[Start of Task data]

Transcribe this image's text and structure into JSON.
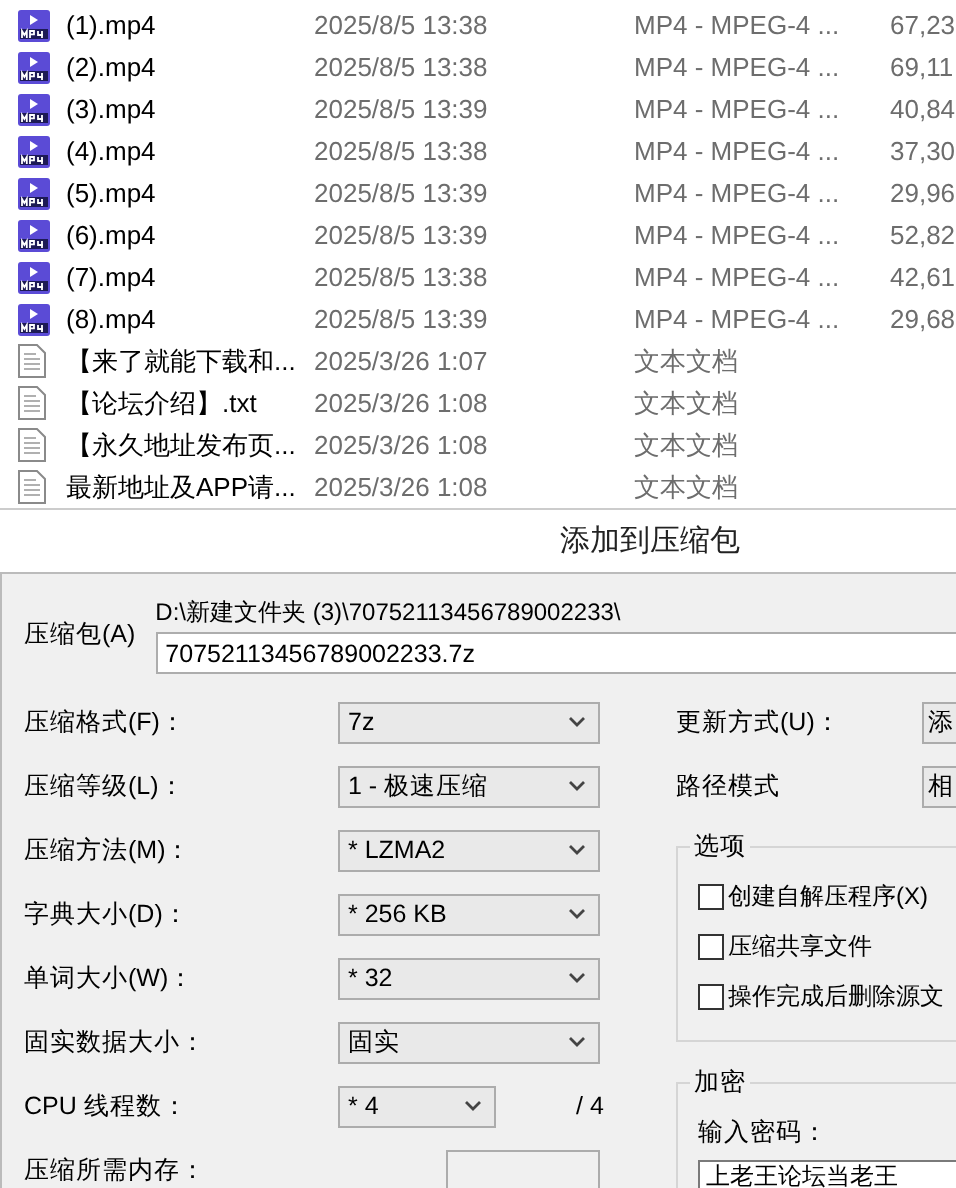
{
  "files": [
    {
      "kind": "video",
      "name": "(1).mp4",
      "date": "2025/8/5 13:38",
      "type": "MP4 - MPEG-4 ...",
      "size": "67,23"
    },
    {
      "kind": "video",
      "name": "(2).mp4",
      "date": "2025/8/5 13:38",
      "type": "MP4 - MPEG-4 ...",
      "size": "69,11"
    },
    {
      "kind": "video",
      "name": "(3).mp4",
      "date": "2025/8/5 13:39",
      "type": "MP4 - MPEG-4 ...",
      "size": "40,84"
    },
    {
      "kind": "video",
      "name": "(4).mp4",
      "date": "2025/8/5 13:38",
      "type": "MP4 - MPEG-4 ...",
      "size": "37,30"
    },
    {
      "kind": "video",
      "name": "(5).mp4",
      "date": "2025/8/5 13:39",
      "type": "MP4 - MPEG-4 ...",
      "size": "29,96"
    },
    {
      "kind": "video",
      "name": "(6).mp4",
      "date": "2025/8/5 13:39",
      "type": "MP4 - MPEG-4 ...",
      "size": "52,82"
    },
    {
      "kind": "video",
      "name": "(7).mp4",
      "date": "2025/8/5 13:38",
      "type": "MP4 - MPEG-4 ...",
      "size": "42,61"
    },
    {
      "kind": "video",
      "name": "(8).mp4",
      "date": "2025/8/5 13:39",
      "type": "MP4 - MPEG-4 ...",
      "size": "29,68"
    },
    {
      "kind": "text",
      "name": "【来了就能下载和...",
      "date": "2025/3/26 1:07",
      "type": "文本文档"
    },
    {
      "kind": "text",
      "name": "【论坛介绍】.txt",
      "date": "2025/3/26 1:08",
      "type": "文本文档"
    },
    {
      "kind": "text",
      "name": "【永久地址发布页...",
      "date": "2025/3/26 1:08",
      "type": "文本文档"
    },
    {
      "kind": "text",
      "name": "最新地址及APP请...",
      "date": "2025/3/26 1:08",
      "type": "文本文档"
    }
  ],
  "dialog": {
    "title": "添加到压缩包",
    "archive": {
      "label": "压缩包(A)",
      "path": "D:\\新建文件夹 (3)\\70752113456789002233\\",
      "value": "70752113456789002233.7z"
    },
    "settings": [
      {
        "kind": "select",
        "label": "压缩格式(F)：",
        "value": "7z"
      },
      {
        "kind": "select",
        "label": "压缩等级(L)：",
        "value": "1 - 极速压缩"
      },
      {
        "kind": "select",
        "label": "压缩方法(M)：",
        "value": "* LZMA2"
      },
      {
        "kind": "select",
        "label": "字典大小(D)：",
        "value": "* 256 KB"
      },
      {
        "kind": "select",
        "label": "单词大小(W)：",
        "value": "* 32"
      },
      {
        "kind": "select",
        "label": "固实数据大小：",
        "value": "固实"
      },
      {
        "kind": "small_select",
        "label": "CPU 线程数：",
        "value": "* 4",
        "suffix": "/ 4"
      },
      {
        "kind": "readout",
        "label": "压缩所需内存："
      }
    ],
    "right_settings": [
      {
        "label": "更新方式(U)：",
        "value": "添"
      },
      {
        "label": "路径模式",
        "value": "相"
      }
    ],
    "options": {
      "title": "选项",
      "items": [
        {
          "label": "创建自解压程序(X)",
          "checked": false
        },
        {
          "label": "压缩共享文件",
          "checked": false
        },
        {
          "label": "操作完成后删除源文",
          "checked": false
        }
      ]
    },
    "encryption": {
      "title": "加密",
      "password_label": "输入密码：",
      "password": "上老王论坛当老王"
    }
  }
}
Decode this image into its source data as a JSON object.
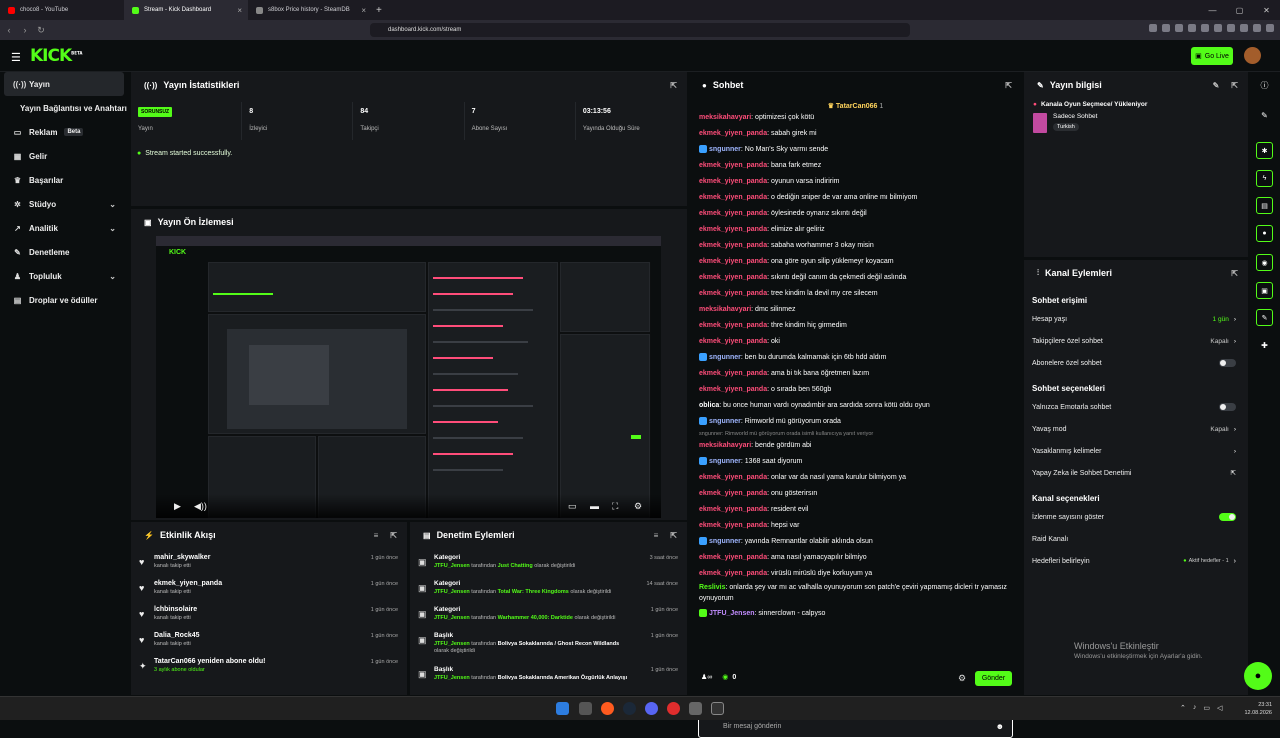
{
  "browser": {
    "tabs": [
      {
        "label": "choco8 - YouTube",
        "color": "#ff0000"
      },
      {
        "label": "Stream - Kick Dashboard",
        "color": "#53fc18"
      },
      {
        "label": "s8box Price history - SteamDB",
        "color": "#888888"
      }
    ],
    "url": "dashboard.kick.com/stream"
  },
  "topbar": {
    "logo": "KICK",
    "logo_sup": "BETA",
    "golive": "Go Live"
  },
  "sidebar": {
    "items": [
      {
        "label": "Yayın",
        "icon": "broadcast-icon"
      },
      {
        "label": "Yayın Bağlantısı ve Anahtarı",
        "icon": ""
      },
      {
        "label": "Reklam",
        "icon": "ad-icon",
        "badge": "Beta"
      },
      {
        "label": "Gelir",
        "icon": "money-icon"
      },
      {
        "label": "Başarılar",
        "icon": "trophy-icon"
      },
      {
        "label": "Stüdyo",
        "icon": "studio-icon"
      },
      {
        "label": "Analitik",
        "icon": "chart-icon"
      },
      {
        "label": "Denetleme",
        "icon": "wrench-icon"
      },
      {
        "label": "Topluluk",
        "icon": "community-icon"
      },
      {
        "label": "Droplar ve ödüller",
        "icon": "gift-icon"
      }
    ]
  },
  "stats": {
    "title": "Yayın İstatistikleri",
    "items": [
      {
        "value": "SORUNSUZ",
        "label": "Yayın"
      },
      {
        "value": "8",
        "label": "İzleyici"
      },
      {
        "value": "84",
        "label": "Takipçi"
      },
      {
        "value": "7",
        "label": "Abone Sayısı"
      },
      {
        "value": "03:13:56",
        "label": "Yayında Olduğu Süre"
      }
    ],
    "success": "Stream started successfully."
  },
  "preview": {
    "title": "Yayın Ön İzlemesi"
  },
  "activity": {
    "title": "Etkinlik Akışı",
    "items": [
      {
        "name": "mahir_skywalker",
        "sub": "kanalı takip etti",
        "time": "1 gün önce"
      },
      {
        "name": "ekmek_yiyen_panda",
        "sub": "kanalı takip etti",
        "time": "1 gün önce"
      },
      {
        "name": "lchbinsolaire",
        "sub": "kanalı takip etti",
        "time": "1 gün önce"
      },
      {
        "name": "Dalia_Rock45",
        "sub": "kanalı takip etti",
        "time": "1 gün önce"
      },
      {
        "name": "TatarCan066 yeniden abone oldu!",
        "sub": "3 aylık abone oldular",
        "time": "1 gün önce"
      }
    ]
  },
  "moderation": {
    "title": "Denetim Eylemleri",
    "items": [
      {
        "type": "Kategori",
        "user": "JTFU_Jensen",
        "mid": "tarafından",
        "target": "Just Chatting",
        "end": "olarak değiştirildi",
        "time": "3 saat önce"
      },
      {
        "type": "Kategori",
        "user": "JTFU_Jensen",
        "mid": "tarafından",
        "target": "Total War: Three Kingdoms",
        "end": "olarak değiştirildi",
        "time": "14 saat önce"
      },
      {
        "type": "Kategori",
        "user": "JTFU_Jensen",
        "mid": "tarafından",
        "target": "Warhammer 40,000: Darktide",
        "end": "olarak değiştirildi",
        "time": "1 gün önce"
      },
      {
        "type": "Başlık",
        "user": "JTFU_Jensen",
        "mid": "tarafından",
        "target": "Bolivya Sokaklarında / Ghost Recon Wildlands",
        "end": "olarak değiştirildi",
        "time": "1 gün önce"
      },
      {
        "type": "Başlık",
        "user": "JTFU_Jensen",
        "mid": "tarafından",
        "target": "Bolivya Sokaklarında Amerikan Özgürlük Anlayışı",
        "end": "",
        "time": "1 gün önce"
      }
    ]
  },
  "chat": {
    "title": "Sohbet",
    "pinned": "TatarCan066",
    "pinned_count": "1",
    "messages": [
      {
        "user": "meksikahavyari",
        "text": "optimizesi çok kötü",
        "cls": "u"
      },
      {
        "user": "ekmek_yiyen_panda",
        "text": "sabah girek mi",
        "cls": "u"
      },
      {
        "user": "sngunner",
        "text": "No Man's Sky varmı sende",
        "cls": "u2"
      },
      {
        "user": "ekmek_yiyen_panda",
        "text": "bana fark etmez",
        "cls": "u"
      },
      {
        "user": "ekmek_yiyen_panda",
        "text": "oyunun varsa indiririm",
        "cls": "u"
      },
      {
        "user": "ekmek_yiyen_panda",
        "text": "o dediğin sniper de var ama online mı bilmiyom",
        "cls": "u"
      },
      {
        "user": "ekmek_yiyen_panda",
        "text": "öylesinede oynarız sıkıntı değil",
        "cls": "u"
      },
      {
        "user": "ekmek_yiyen_panda",
        "text": "elimize alır geliriz",
        "cls": "u"
      },
      {
        "user": "ekmek_yiyen_panda",
        "text": "sabaha worhammer 3 okay misin",
        "cls": "u"
      },
      {
        "user": "ekmek_yiyen_panda",
        "text": "ona göre oyun silip yüklemeyr koyacam",
        "cls": "u"
      },
      {
        "user": "ekmek_yiyen_panda",
        "text": "sıkıntı değil canım da çekmedi değil aslında",
        "cls": "u"
      },
      {
        "user": "ekmek_yiyen_panda",
        "text": "tree kindim la devil my cre silecem",
        "cls": "u"
      },
      {
        "user": "meksikahavyari",
        "text": "dmc silinmez",
        "cls": "u"
      },
      {
        "user": "ekmek_yiyen_panda",
        "text": "thre kindim hiç girmedim",
        "cls": "u"
      },
      {
        "user": "ekmek_yiyen_panda",
        "text": "oki",
        "cls": "u"
      },
      {
        "user": "sngunner",
        "text": "ben bu durumda kalmamak için 6tb hdd aldım",
        "cls": "u2"
      },
      {
        "user": "ekmek_yiyen_panda",
        "text": "ama bi tık bana öğretmen lazım",
        "cls": "u"
      },
      {
        "user": "ekmek_yiyen_panda",
        "text": "o sırada ben 560gb",
        "cls": "u"
      },
      {
        "user": "oblica",
        "text": "bu once human vardı oynadımbir ara sardıda sonra kötü oldu oyun",
        "cls": "u3"
      },
      {
        "user": "sngunner",
        "text": "Rimworld mü görüyorum orada",
        "cls": "u2"
      },
      {
        "reply": "sngunner: Rimworld mü görüyorum orada isimli kullanıcıya yanıt veriyor",
        "user": "meksikahavyari",
        "text": "bende gördüm abi",
        "cls": "u"
      },
      {
        "user": "sngunner",
        "text": "1368 saat diyorum",
        "cls": "u2"
      },
      {
        "user": "ekmek_yiyen_panda",
        "text": "onlar var da nasıl yama kurulur bilmiyom ya",
        "cls": "u"
      },
      {
        "user": "ekmek_yiyen_panda",
        "text": "onu gösterirsın",
        "cls": "u"
      },
      {
        "user": "ekmek_yiyen_panda",
        "text": "resident evil",
        "cls": "u"
      },
      {
        "user": "ekmek_yiyen_panda",
        "text": "hepsi var",
        "cls": "u"
      },
      {
        "user": "sngunner",
        "text": "yavında Remnantlar olabilir aklında olsun",
        "cls": "u2"
      },
      {
        "user": "ekmek_yiyen_panda",
        "text": "ama nasıl yamacyapılır bilmiyo",
        "cls": "u"
      },
      {
        "user": "ekmek_yiyen_panda",
        "text": "virüslü mirüslü diye korkuyum ya",
        "cls": "u"
      },
      {
        "user": "Reslivis",
        "text": "onlarda şey var mı ac valhalla oyunuyorum son patch'e çeviri yapmamış dicleri tr yamasız oynuyorum",
        "cls": "u4",
        "two": true
      },
      {
        "user": "JTFU_Jensen",
        "text": "sinnerclown - calpyso",
        "cls": "u5"
      }
    ],
    "input_placeholder": "Bir mesaj gönderin",
    "points": "0",
    "send": "Gönder"
  },
  "info": {
    "title": "Yayın bilgisi",
    "category": "Kanala Oyun Seçmece/ Yükleniyor",
    "sub": "Sadece Sohbet",
    "lang": "Turkish"
  },
  "channel": {
    "title": "Kanal Eylemleri",
    "sec1": "Sohbet erişimi",
    "s1": [
      {
        "label": "Hesap yaşı",
        "value": "1 gün",
        "kind": "chev-green"
      },
      {
        "label": "Takipçilere özel sohbet",
        "value": "Kapalı",
        "kind": "chev"
      },
      {
        "label": "Abonelere özel sohbet",
        "value": "",
        "kind": "toggle-off"
      }
    ],
    "sec2": "Sohbet seçenekleri",
    "s2": [
      {
        "label": "Yalnızca Emotarla sohbet",
        "value": "",
        "kind": "toggle-off"
      },
      {
        "label": "Yavaş mod",
        "value": "Kapalı",
        "kind": "chev"
      },
      {
        "label": "Yasaklanmış kelimeler",
        "value": "",
        "kind": "chev"
      },
      {
        "label": "Yapay Zeka ile Sohbet Denetimi",
        "value": "",
        "kind": "ext"
      }
    ],
    "sec3": "Kanal seçenekleri",
    "s3": [
      {
        "label": "İzlenme sayısını göster",
        "value": "",
        "kind": "toggle-on"
      },
      {
        "label": "Raid Kanalı",
        "value": "",
        "kind": "none"
      },
      {
        "label": "Hedefleri belirleyin",
        "value": "Aktif hedefler - 1",
        "kind": "chev-dot"
      }
    ]
  },
  "watermark": {
    "title": "Windows'u Etkinleştir",
    "sub": "Windows'u etkinleştirmek için Ayarlar'a gidin."
  },
  "tray": {
    "time": "23:31",
    "date": "12.08.2026"
  }
}
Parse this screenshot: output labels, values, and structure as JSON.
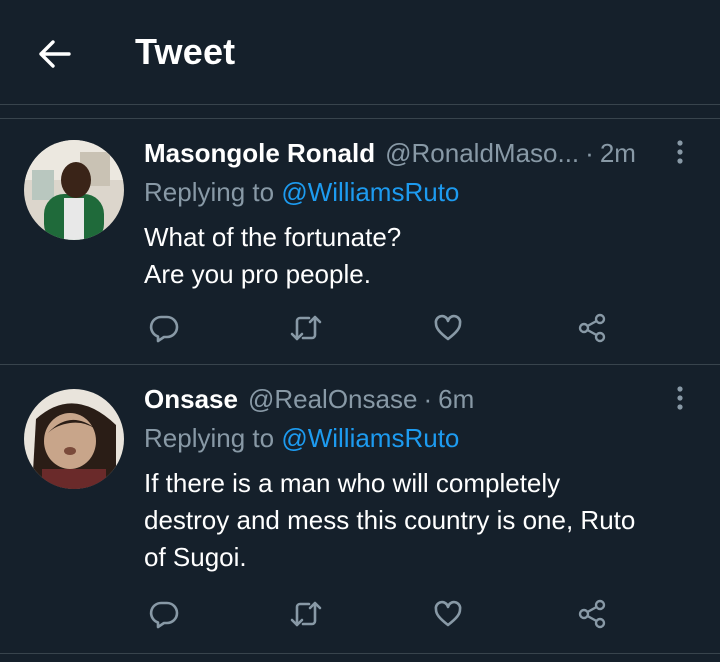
{
  "header": {
    "title": "Tweet"
  },
  "tweets": [
    {
      "name": "Masongole Ronald",
      "handle": "@RonaldMaso...",
      "separator": "·",
      "time": "2m",
      "replying_prefix": "Replying to ",
      "replying_to": "@WilliamsRuto",
      "lines": [
        "What of the fortunate?",
        "Are you pro people."
      ]
    },
    {
      "name": "Onsase",
      "handle": "@RealOnsase",
      "separator": "·",
      "time": "6m",
      "replying_prefix": "Replying to ",
      "replying_to": "@WilliamsRuto",
      "lines": [
        "If there is a man who will completely",
        "destroy and mess this country is one, Ruto",
        "of Sugoi."
      ]
    }
  ],
  "colors": {
    "background": "#15202b",
    "divider": "#38444d",
    "secondary_text": "#8899a6",
    "link": "#1d9bf0"
  },
  "icons": [
    "back-arrow-icon",
    "more-vertical-icon",
    "reply-icon",
    "retweet-icon",
    "like-icon",
    "share-icon"
  ]
}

[End of Task data]

Leave the pictures out, and please copy only the lines from the one with "Parse this screenshot: output" through the end of the listing.

Parse this screenshot: output labels, values, and structure as JSON.
{
  "header": {
    "title": "Tweet"
  },
  "tweets": [
    {
      "name": "Masongole Ronald",
      "handle": "@RonaldMaso...",
      "separator": "·",
      "time": "2m",
      "replying_prefix": "Replying to ",
      "replying_to": "@WilliamsRuto",
      "lines": [
        "What of the fortunate?",
        "Are you pro people."
      ]
    },
    {
      "name": "Onsase",
      "handle": "@RealOnsase",
      "separator": "·",
      "time": "6m",
      "replying_prefix": "Replying to ",
      "replying_to": "@WilliamsRuto",
      "lines": [
        "If there is a man who will completely",
        "destroy and mess this country is one, Ruto",
        "of Sugoi."
      ]
    }
  ],
  "colors": {
    "background": "#15202b",
    "divider": "#38444d",
    "secondary_text": "#8899a6",
    "link": "#1d9bf0"
  },
  "icons": [
    "back-arrow-icon",
    "more-vertical-icon",
    "reply-icon",
    "retweet-icon",
    "like-icon",
    "share-icon"
  ]
}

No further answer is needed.